**Working data:**
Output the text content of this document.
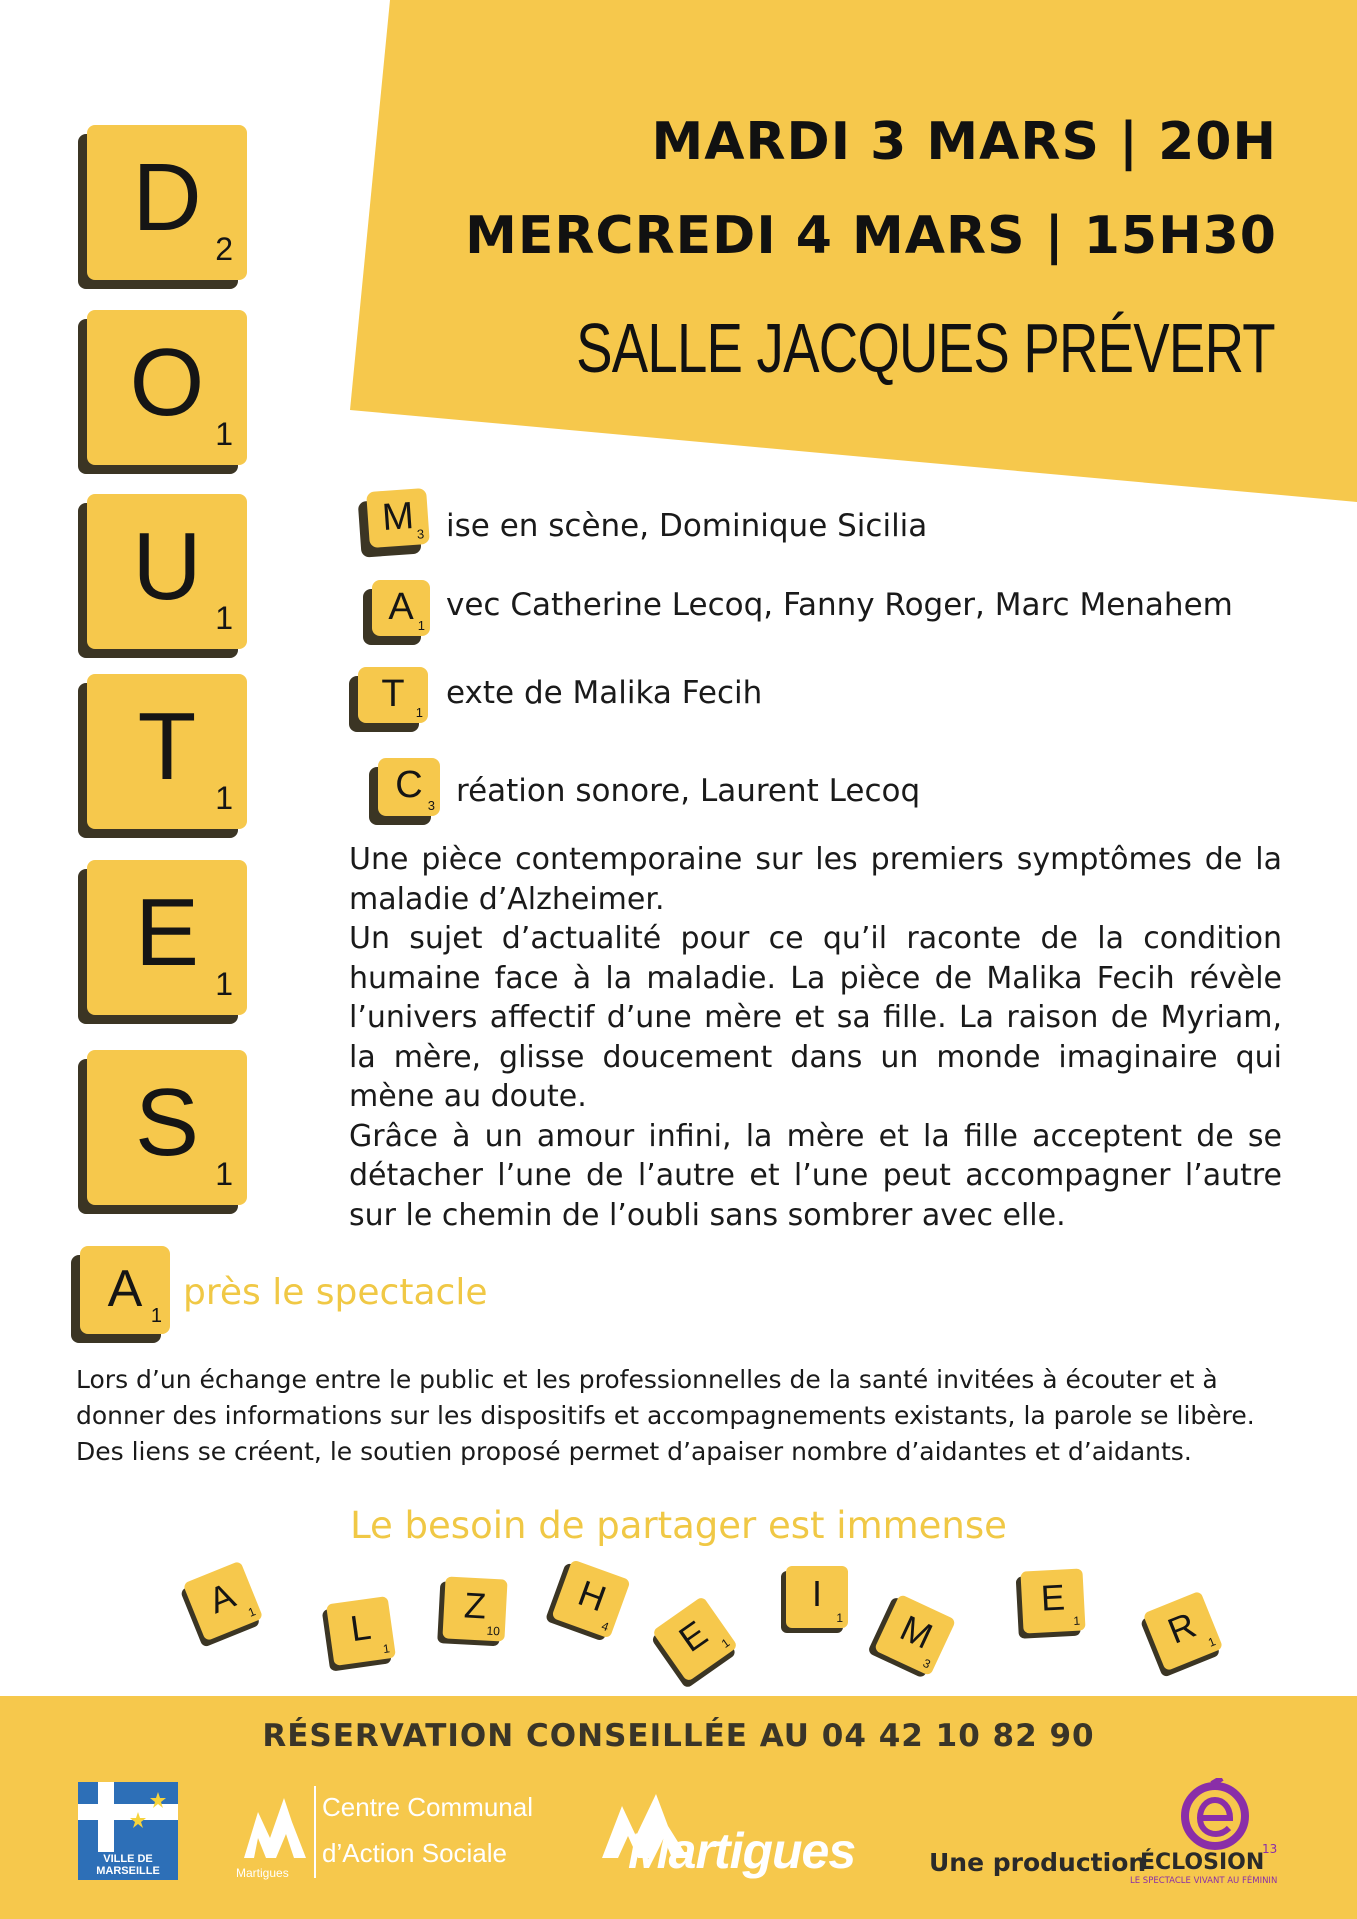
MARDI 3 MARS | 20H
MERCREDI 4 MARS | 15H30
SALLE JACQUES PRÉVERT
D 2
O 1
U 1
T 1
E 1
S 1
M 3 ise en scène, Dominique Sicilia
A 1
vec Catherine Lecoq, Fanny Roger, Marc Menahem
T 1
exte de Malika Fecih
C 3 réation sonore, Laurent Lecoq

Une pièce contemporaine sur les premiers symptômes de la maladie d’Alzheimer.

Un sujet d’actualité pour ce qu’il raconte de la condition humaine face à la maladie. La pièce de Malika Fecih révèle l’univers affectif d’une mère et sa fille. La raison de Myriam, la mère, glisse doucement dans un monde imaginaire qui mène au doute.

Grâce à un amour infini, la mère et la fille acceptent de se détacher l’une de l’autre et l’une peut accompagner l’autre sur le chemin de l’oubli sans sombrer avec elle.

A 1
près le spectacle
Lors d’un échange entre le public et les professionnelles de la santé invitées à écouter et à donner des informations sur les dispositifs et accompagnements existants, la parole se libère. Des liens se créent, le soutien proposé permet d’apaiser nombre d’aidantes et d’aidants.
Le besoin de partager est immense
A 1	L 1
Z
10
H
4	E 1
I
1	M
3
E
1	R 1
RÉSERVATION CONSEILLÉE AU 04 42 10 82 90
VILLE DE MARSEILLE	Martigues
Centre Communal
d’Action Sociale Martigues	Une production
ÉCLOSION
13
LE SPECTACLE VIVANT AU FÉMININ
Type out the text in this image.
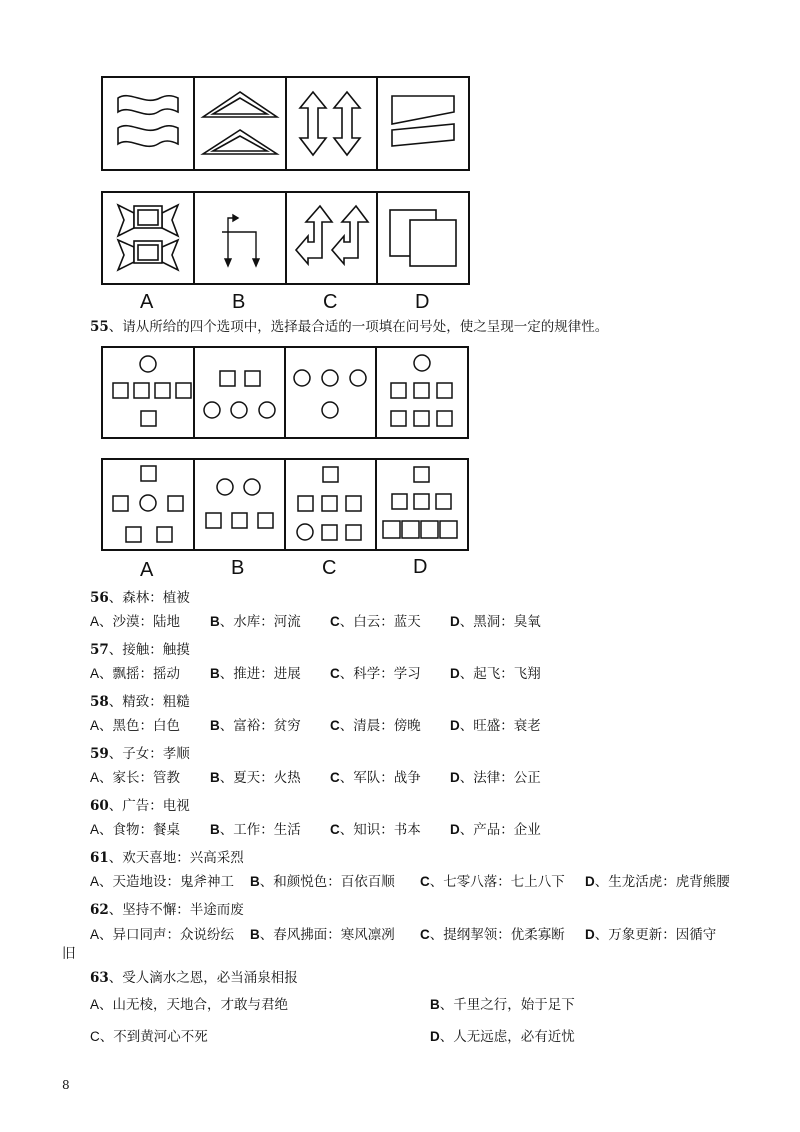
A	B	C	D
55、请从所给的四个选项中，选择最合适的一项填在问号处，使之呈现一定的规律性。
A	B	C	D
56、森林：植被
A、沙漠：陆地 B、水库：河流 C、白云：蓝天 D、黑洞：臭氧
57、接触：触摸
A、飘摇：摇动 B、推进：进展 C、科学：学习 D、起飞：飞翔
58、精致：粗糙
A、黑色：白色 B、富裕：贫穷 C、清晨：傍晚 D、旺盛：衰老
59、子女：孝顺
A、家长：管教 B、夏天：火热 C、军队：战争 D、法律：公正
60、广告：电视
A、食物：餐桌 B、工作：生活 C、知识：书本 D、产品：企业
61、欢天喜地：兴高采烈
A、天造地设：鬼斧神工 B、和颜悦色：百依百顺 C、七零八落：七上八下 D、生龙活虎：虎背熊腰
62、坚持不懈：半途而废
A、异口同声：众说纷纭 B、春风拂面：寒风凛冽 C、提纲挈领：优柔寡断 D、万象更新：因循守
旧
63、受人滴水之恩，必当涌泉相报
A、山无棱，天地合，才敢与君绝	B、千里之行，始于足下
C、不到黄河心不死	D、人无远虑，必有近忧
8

**Goal of the exercise:** Check each line of the entries above for the word "text". List the ones that have it.

**Solution for this problem:**
Output the text content of this document.
Type out the text in this image.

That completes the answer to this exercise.